* PROBLEM TO WORK ON:
Copy every line of the material below word for word.

Stored data
* start *

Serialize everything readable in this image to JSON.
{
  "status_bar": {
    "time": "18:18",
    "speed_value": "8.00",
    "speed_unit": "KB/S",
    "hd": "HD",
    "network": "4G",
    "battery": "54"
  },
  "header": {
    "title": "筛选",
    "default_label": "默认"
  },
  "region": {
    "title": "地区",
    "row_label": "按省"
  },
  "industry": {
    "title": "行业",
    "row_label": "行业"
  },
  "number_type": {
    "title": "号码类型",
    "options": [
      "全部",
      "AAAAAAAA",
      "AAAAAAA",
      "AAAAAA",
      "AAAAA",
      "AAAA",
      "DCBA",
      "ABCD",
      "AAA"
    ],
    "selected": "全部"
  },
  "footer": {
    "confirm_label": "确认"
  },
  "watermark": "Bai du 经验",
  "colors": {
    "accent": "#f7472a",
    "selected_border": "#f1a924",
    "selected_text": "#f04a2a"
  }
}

* end *

* COMPLETE RESPONSE:
Serialize everything readable in this image to JSON.
{
  "status_bar": {
    "time": "18:18",
    "speed_value": "8.00",
    "speed_unit": "KB/S",
    "hd": "HD",
    "network": "4G",
    "battery": "54"
  },
  "header": {
    "title": "筛选",
    "default_label": "默认"
  },
  "region": {
    "title": "地区",
    "row_label": "按省"
  },
  "industry": {
    "title": "行业",
    "row_label": "行业"
  },
  "number_type": {
    "title": "号码类型",
    "options": [
      "全部",
      "AAAAAAAA",
      "AAAAAAA",
      "AAAAAA",
      "AAAAA",
      "AAAA",
      "DCBA",
      "ABCD",
      "AAA"
    ],
    "selected": "全部"
  },
  "footer": {
    "confirm_label": "确认"
  },
  "watermark": "Bai du 经验",
  "colors": {
    "accent": "#f7472a",
    "selected_border": "#f1a924",
    "selected_text": "#f04a2a"
  }
}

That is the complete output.